**WHAT TO WORK ON**
In the data, extract each line that holds the string "this".

(Data entries)

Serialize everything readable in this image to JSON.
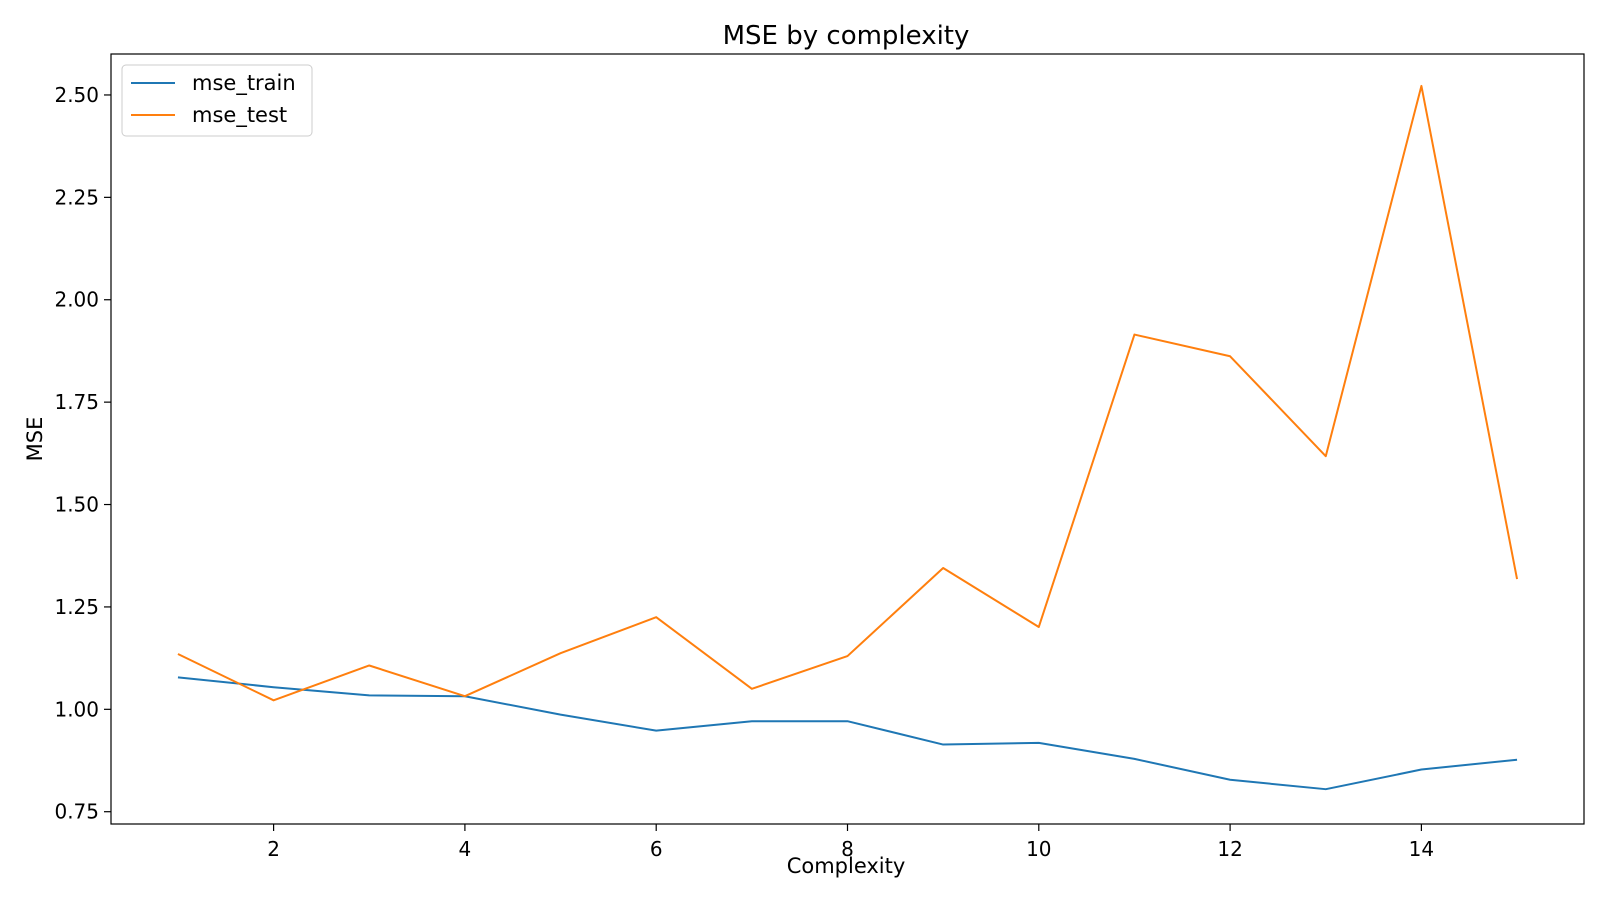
{
  "chart_data": {
    "type": "line",
    "title": "MSE by complexity",
    "xlabel": "Complexity",
    "ylabel": "MSE",
    "xlim": [
      0.3,
      15.7
    ],
    "ylim": [
      0.72,
      2.6
    ],
    "x_ticks": [
      2,
      4,
      6,
      8,
      10,
      12,
      14
    ],
    "x_tick_labels": [
      "2",
      "4",
      "6",
      "8",
      "10",
      "12",
      "14"
    ],
    "y_ticks": [
      0.75,
      1.0,
      1.25,
      1.5,
      1.75,
      2.0,
      2.25,
      2.5
    ],
    "y_tick_labels": [
      "0.75",
      "1.00",
      "1.25",
      "1.50",
      "1.75",
      "2.00",
      "2.25",
      "2.50"
    ],
    "grid": false,
    "legend_position": "top-left",
    "x": [
      1,
      2,
      3,
      4,
      5,
      6,
      7,
      8,
      9,
      10,
      11,
      12,
      13,
      14,
      15
    ],
    "series": [
      {
        "name": "mse_train",
        "color": "#1f77b4",
        "values": [
          1.078,
          1.054,
          1.034,
          1.032,
          0.987,
          0.948,
          0.971,
          0.971,
          0.914,
          0.918,
          0.879,
          0.828,
          0.805,
          0.853,
          0.877
        ]
      },
      {
        "name": "mse_test",
        "color": "#ff7f0e",
        "values": [
          1.135,
          1.022,
          1.107,
          1.032,
          1.137,
          1.225,
          1.05,
          1.13,
          1.345,
          1.201,
          1.915,
          1.862,
          1.618,
          2.522,
          1.318
        ]
      }
    ]
  }
}
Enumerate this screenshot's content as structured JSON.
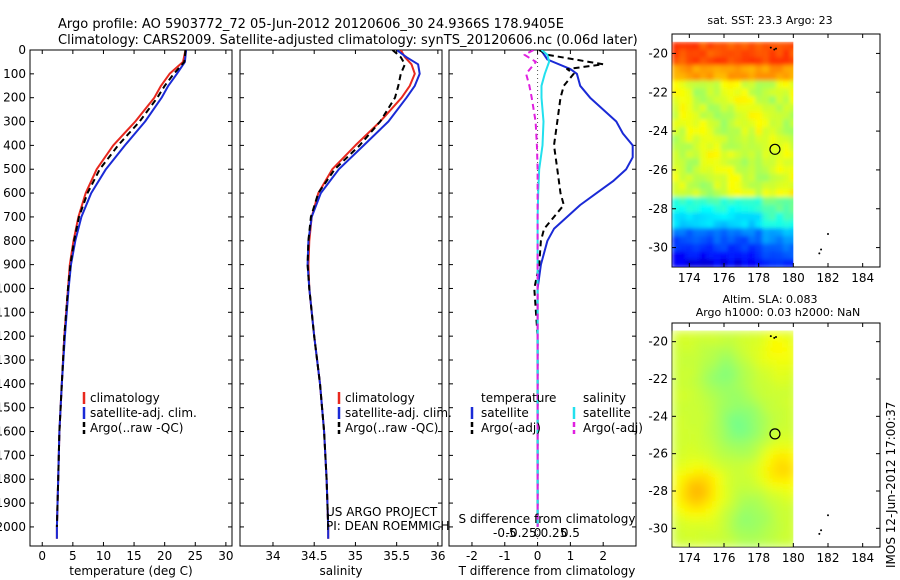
{
  "header": {
    "line1": "Argo profile: AO 5903772_72 05-Jun-2012 20120606_30 24.9366S 178.9405E",
    "line2": "Climatology: CARS2009. Satellite-adjusted climatology: synTS_20120606.nc (0.06d later)"
  },
  "footer": {
    "credit1": "US ARGO PROJECT",
    "credit2": "PI: DEAN ROEMMICH",
    "stamp": "IMOS 12-Jun-2012 17:00:37"
  },
  "colors": {
    "climatology": "#e8281e",
    "satellite": "#1a2ad6",
    "argo": "#000000",
    "sal_satellite": "#22e0ee",
    "sal_argo": "#e020e0"
  },
  "chart_data": [
    {
      "type": "line",
      "id": "temperature",
      "xlabel": "temperature (deg C)",
      "xlim": [
        -2,
        31
      ],
      "ylim": [
        2080,
        0
      ],
      "xticks": [
        0,
        5,
        10,
        15,
        20,
        25,
        30
      ],
      "yticks": [
        0,
        100,
        200,
        300,
        400,
        500,
        600,
        700,
        800,
        900,
        1000,
        1100,
        1200,
        1300,
        1400,
        1500,
        1600,
        1700,
        1800,
        1900,
        2000
      ],
      "legend": [
        "climatology",
        "satellite-adj. clim.",
        "Argo(..raw -QC)"
      ],
      "series": [
        {
          "name": "climatology",
          "color": "#e8281e",
          "dash": "",
          "depth": [
            0,
            50,
            100,
            150,
            200,
            300,
            400,
            500,
            600,
            700,
            800,
            900,
            1000,
            1200,
            1400,
            1600,
            1800,
            2000,
            2050
          ],
          "values": [
            23.4,
            23.0,
            20.8,
            19.4,
            18.3,
            15.2,
            11.6,
            8.9,
            7.1,
            5.9,
            5.1,
            4.5,
            4.2,
            3.6,
            3.2,
            2.8,
            2.6,
            2.4,
            2.4
          ]
        },
        {
          "name": "satellite-adj. clim.",
          "color": "#1a2ad6",
          "dash": "",
          "depth": [
            0,
            50,
            100,
            150,
            200,
            300,
            400,
            500,
            600,
            700,
            800,
            900,
            1000,
            1200,
            1400,
            1600,
            1800,
            2000,
            2050
          ],
          "values": [
            23.5,
            23.3,
            22.0,
            20.6,
            19.5,
            16.8,
            13.5,
            10.4,
            8.0,
            6.4,
            5.4,
            4.7,
            4.3,
            3.7,
            3.2,
            2.8,
            2.6,
            2.4,
            2.4
          ]
        },
        {
          "name": "Argo(..raw -QC)",
          "color": "#000000",
          "dash": "6,4",
          "depth": [
            0,
            50,
            100,
            150,
            200,
            300,
            400,
            500,
            600,
            700,
            800,
            900,
            1000,
            1200,
            1400,
            1600,
            1800,
            2000
          ],
          "values": [
            23.4,
            23.2,
            21.5,
            20.0,
            18.8,
            15.9,
            12.4,
            9.4,
            7.4,
            6.0,
            5.2,
            4.6,
            4.2,
            3.6,
            3.2,
            2.8,
            2.6,
            2.4
          ]
        }
      ]
    },
    {
      "type": "line",
      "id": "salinity",
      "xlabel": "salinity",
      "xlim": [
        33.6,
        36.05
      ],
      "ylim": [
        2080,
        0
      ],
      "xticks": [
        34,
        34.5,
        35,
        35.5,
        36
      ],
      "legend": [
        "climatology",
        "satellite-adj. clim.",
        "Argo(..raw -QC)"
      ],
      "series": [
        {
          "name": "climatology",
          "color": "#e8281e",
          "dash": "",
          "depth": [
            0,
            30,
            60,
            100,
            150,
            200,
            300,
            400,
            500,
            600,
            700,
            800,
            900,
            1000,
            1200,
            1400,
            1600,
            1800,
            2000,
            2050
          ],
          "values": [
            35.55,
            35.6,
            35.68,
            35.72,
            35.66,
            35.56,
            35.3,
            35.0,
            34.72,
            34.55,
            34.47,
            34.44,
            34.43,
            34.44,
            34.5,
            34.57,
            34.62,
            34.65,
            34.67,
            34.67
          ]
        },
        {
          "name": "satellite-adj. clim.",
          "color": "#1a2ad6",
          "dash": "",
          "depth": [
            0,
            30,
            60,
            100,
            150,
            200,
            300,
            400,
            500,
            600,
            700,
            800,
            900,
            1000,
            1200,
            1400,
            1600,
            1800,
            2000,
            2050
          ],
          "values": [
            35.5,
            35.62,
            35.76,
            35.78,
            35.72,
            35.62,
            35.4,
            35.1,
            34.8,
            34.58,
            34.47,
            34.43,
            34.42,
            34.44,
            34.5,
            34.57,
            34.62,
            34.65,
            34.67,
            34.67
          ]
        },
        {
          "name": "Argo(..raw -QC)",
          "color": "#000000",
          "dash": "6,4",
          "depth": [
            0,
            30,
            60,
            100,
            150,
            200,
            300,
            400,
            500,
            600,
            700,
            800,
            900,
            1000,
            1200,
            1400,
            1600,
            1800,
            2000
          ],
          "values": [
            35.45,
            35.55,
            35.6,
            35.55,
            35.52,
            35.48,
            35.3,
            35.05,
            34.75,
            34.55,
            34.46,
            34.43,
            34.42,
            34.44,
            34.5,
            34.57,
            34.62,
            34.65,
            34.67
          ]
        }
      ]
    },
    {
      "type": "line",
      "id": "difference",
      "xlabel": "T difference from climatology",
      "xlabel_top": "S difference from climatology",
      "xlim": [
        -2.7,
        3.0
      ],
      "ylim": [
        2080,
        0
      ],
      "xticks": [
        -2,
        -1,
        0,
        1,
        2
      ],
      "xticks_s": [
        "-0.5",
        "-0.25",
        "0",
        "0.25",
        "0.5"
      ],
      "legend_headers": [
        "temperature",
        "salinity"
      ],
      "legend": [
        "satellite",
        "Argo(-adj)",
        "satellite",
        "Argo(-adj)"
      ],
      "series": [
        {
          "name": "satellite",
          "color": "#1a2ad6",
          "dash": "",
          "depth": [
            0,
            40,
            80,
            100,
            150,
            200,
            300,
            350,
            400,
            450,
            500,
            550,
            600,
            650,
            700,
            750,
            800,
            900,
            1000,
            1100,
            1200,
            1400,
            1600,
            1800,
            2000
          ],
          "values": [
            0.1,
            0.3,
            1.0,
            1.2,
            1.3,
            1.6,
            2.4,
            2.6,
            2.9,
            2.9,
            2.7,
            2.3,
            1.8,
            1.3,
            0.9,
            0.5,
            0.3,
            0.1,
            0.0,
            0.0,
            0.0,
            0.0,
            0.0,
            0.0,
            0.0
          ]
        },
        {
          "name": "Argo(-adj)",
          "color": "#000000",
          "dash": "6,4",
          "depth": [
            0,
            20,
            60,
            80,
            100,
            150,
            200,
            300,
            400,
            500,
            600,
            650,
            700,
            750,
            800,
            900,
            1000,
            1200,
            1400,
            1600,
            1800,
            2000
          ],
          "values": [
            0.05,
            0.3,
            2.0,
            0.9,
            1.1,
            0.8,
            0.7,
            0.6,
            0.5,
            0.6,
            0.7,
            0.8,
            0.5,
            0.2,
            0.1,
            0.05,
            -0.1,
            0.0,
            0.0,
            0.0,
            0.0,
            0.0
          ]
        },
        {
          "name": "satellite",
          "color": "#22e0ee",
          "dash": "",
          "depth": [
            0,
            20,
            50,
            100,
            150,
            200,
            300,
            400,
            500,
            600,
            700,
            800,
            900,
            1000,
            1200,
            1400,
            1600,
            1800,
            2000
          ],
          "values": [
            0.12,
            0.3,
            0.35,
            0.22,
            0.12,
            0.12,
            0.18,
            0.15,
            0.05,
            0.02,
            0.0,
            0.0,
            0.0,
            0.0,
            0.0,
            0.0,
            0.0,
            0.0,
            0.0
          ]
        },
        {
          "name": "Argo(-adj)",
          "color": "#e020e0",
          "dash": "6,4",
          "depth": [
            0,
            20,
            50,
            100,
            150,
            200,
            300,
            400,
            500,
            600,
            700,
            800,
            900,
            1000,
            1200,
            1400,
            1600,
            1800,
            2000
          ],
          "values": [
            -0.12,
            -0.4,
            -0.05,
            -0.35,
            -0.25,
            -0.18,
            -0.06,
            -0.02,
            0.0,
            0.0,
            0.0,
            0.0,
            0.0,
            0.0,
            0.0,
            0.0,
            0.0,
            0.0,
            0.0
          ]
        }
      ]
    },
    {
      "type": "heatmap",
      "id": "sst",
      "title": "sat. SST: 23.3  Argo: 23",
      "xlim": [
        173,
        185
      ],
      "ylim": [
        -31,
        -19
      ],
      "xticks": [
        174,
        176,
        178,
        180,
        182,
        184
      ],
      "yticks": [
        -20,
        -22,
        -24,
        -26,
        -28,
        -30
      ],
      "marker": {
        "lon": 178.94,
        "lat": -24.94
      }
    },
    {
      "type": "heatmap",
      "id": "sla",
      "title": "Altim. SLA: 0.083",
      "subtitle": "Argo h1000: 0.03  h2000: NaN",
      "xlim": [
        173,
        185
      ],
      "ylim": [
        -31,
        -19
      ],
      "xticks": [
        174,
        176,
        178,
        180,
        182,
        184
      ],
      "yticks": [
        -20,
        -22,
        -24,
        -26,
        -28,
        -30
      ],
      "marker": {
        "lon": 178.94,
        "lat": -24.94
      }
    }
  ]
}
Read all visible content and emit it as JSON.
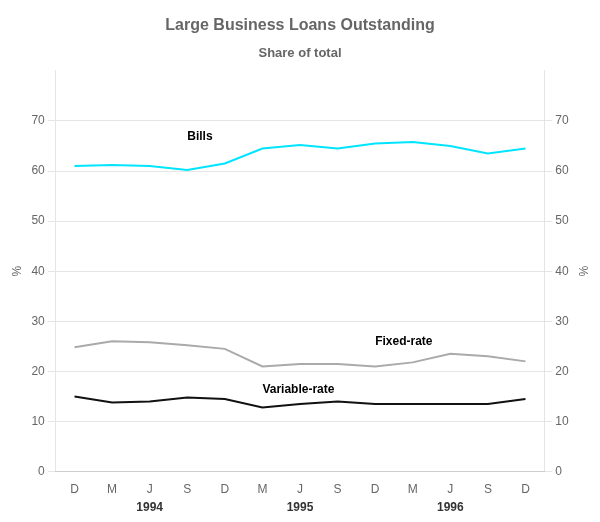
{
  "chart_data": {
    "type": "line",
    "title": "Large Business Loans Outstanding",
    "subtitle": "Share of total",
    "categories": [
      "D",
      "M",
      "J",
      "S",
      "D",
      "M",
      "J",
      "S",
      "D",
      "M",
      "J",
      "S",
      "D"
    ],
    "series": [
      {
        "name": "Bills",
        "color": "#00e5ff",
        "values": [
          61.0,
          61.2,
          61.0,
          60.2,
          61.5,
          64.5,
          65.2,
          64.5,
          65.5,
          65.8,
          65.0,
          63.5,
          64.5
        ]
      },
      {
        "name": "Fixed-rate",
        "color": "#aaaaaa",
        "values": [
          24.8,
          26.0,
          25.8,
          25.2,
          24.5,
          21.0,
          21.5,
          21.5,
          21.0,
          21.8,
          23.5,
          23.0,
          22.0
        ]
      },
      {
        "name": "Variable-rate",
        "color": "#111111",
        "values": [
          15.0,
          13.8,
          14.0,
          14.8,
          14.5,
          12.8,
          13.5,
          14.0,
          13.5,
          13.5,
          13.5,
          13.5,
          14.5
        ]
      }
    ],
    "ylabel": "%",
    "y2label": "%",
    "ylim": [
      0,
      80
    ],
    "yticks": [
      0,
      10,
      20,
      30,
      40,
      50,
      60,
      70
    ],
    "y2lim": [
      0,
      80
    ],
    "y2ticks": [
      0,
      10,
      20,
      30,
      40,
      50,
      60,
      70
    ],
    "grid": true,
    "annotations": [
      {
        "text": "1994",
        "x": 2
      },
      {
        "text": "1995",
        "x": 6
      },
      {
        "text": "1996",
        "x": 10
      }
    ]
  }
}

**TASK RESULT**
Serialize everything readable in this image to JSON.
Enumerate this screenshot's content as structured JSON.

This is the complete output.